Task to carry out:
Scan the entries below for the word "curve". Copy each line that has it.

Dataset records:

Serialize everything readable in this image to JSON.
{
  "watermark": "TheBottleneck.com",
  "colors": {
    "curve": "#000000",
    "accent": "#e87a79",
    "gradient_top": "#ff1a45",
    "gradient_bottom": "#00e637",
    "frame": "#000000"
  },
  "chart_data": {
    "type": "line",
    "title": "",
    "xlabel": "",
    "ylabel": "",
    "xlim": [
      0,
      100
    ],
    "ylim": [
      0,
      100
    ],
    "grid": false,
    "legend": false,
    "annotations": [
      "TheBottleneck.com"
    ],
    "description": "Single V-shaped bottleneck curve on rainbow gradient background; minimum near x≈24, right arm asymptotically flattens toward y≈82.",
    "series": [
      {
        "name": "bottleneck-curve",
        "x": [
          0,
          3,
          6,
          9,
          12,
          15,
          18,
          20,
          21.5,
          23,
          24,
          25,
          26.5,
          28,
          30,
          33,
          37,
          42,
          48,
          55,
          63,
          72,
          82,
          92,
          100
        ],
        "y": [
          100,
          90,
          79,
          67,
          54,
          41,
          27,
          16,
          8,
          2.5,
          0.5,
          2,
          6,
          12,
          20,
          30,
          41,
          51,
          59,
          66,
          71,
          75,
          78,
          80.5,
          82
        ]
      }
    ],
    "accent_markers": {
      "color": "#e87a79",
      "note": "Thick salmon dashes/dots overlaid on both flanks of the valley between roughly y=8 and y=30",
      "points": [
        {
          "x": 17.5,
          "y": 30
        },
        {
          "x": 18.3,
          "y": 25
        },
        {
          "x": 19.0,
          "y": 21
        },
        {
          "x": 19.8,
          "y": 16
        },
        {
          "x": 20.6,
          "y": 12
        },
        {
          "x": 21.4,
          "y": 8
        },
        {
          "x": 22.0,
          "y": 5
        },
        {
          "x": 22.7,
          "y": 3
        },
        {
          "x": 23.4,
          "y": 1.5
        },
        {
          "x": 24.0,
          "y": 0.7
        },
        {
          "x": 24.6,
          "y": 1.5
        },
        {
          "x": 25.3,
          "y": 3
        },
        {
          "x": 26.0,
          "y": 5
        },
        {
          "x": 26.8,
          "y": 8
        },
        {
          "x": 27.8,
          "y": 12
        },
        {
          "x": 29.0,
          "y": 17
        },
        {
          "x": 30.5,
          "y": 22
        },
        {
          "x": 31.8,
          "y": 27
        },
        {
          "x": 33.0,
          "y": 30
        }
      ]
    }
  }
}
---
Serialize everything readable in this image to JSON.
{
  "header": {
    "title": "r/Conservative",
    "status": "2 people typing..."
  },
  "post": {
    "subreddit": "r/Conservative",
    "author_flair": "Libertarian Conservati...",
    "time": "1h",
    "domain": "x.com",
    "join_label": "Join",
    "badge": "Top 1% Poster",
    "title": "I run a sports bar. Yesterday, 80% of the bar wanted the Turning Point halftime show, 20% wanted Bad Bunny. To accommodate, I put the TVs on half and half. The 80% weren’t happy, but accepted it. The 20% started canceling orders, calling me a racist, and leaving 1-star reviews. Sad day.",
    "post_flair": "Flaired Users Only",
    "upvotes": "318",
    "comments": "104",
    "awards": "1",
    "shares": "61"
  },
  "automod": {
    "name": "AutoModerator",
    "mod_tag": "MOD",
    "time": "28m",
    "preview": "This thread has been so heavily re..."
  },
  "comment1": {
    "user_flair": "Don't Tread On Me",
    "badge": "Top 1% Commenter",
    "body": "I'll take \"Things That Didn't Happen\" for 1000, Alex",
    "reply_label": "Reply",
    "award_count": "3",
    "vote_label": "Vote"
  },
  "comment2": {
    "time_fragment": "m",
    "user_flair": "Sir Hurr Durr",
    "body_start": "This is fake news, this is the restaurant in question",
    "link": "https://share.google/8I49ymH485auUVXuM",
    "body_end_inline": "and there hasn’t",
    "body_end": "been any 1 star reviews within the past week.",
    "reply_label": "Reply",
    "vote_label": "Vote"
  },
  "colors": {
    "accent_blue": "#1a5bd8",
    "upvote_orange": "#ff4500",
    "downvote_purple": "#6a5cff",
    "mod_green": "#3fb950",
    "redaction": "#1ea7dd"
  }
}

Finished answer:
    "curve": "#000000",
    "description": "Single V-shaped bottleneck curve on rainbow gradient background; minimum near x≈24, right arm asymptotically flattens toward y≈82.",
        "name": "bottleneck-curve",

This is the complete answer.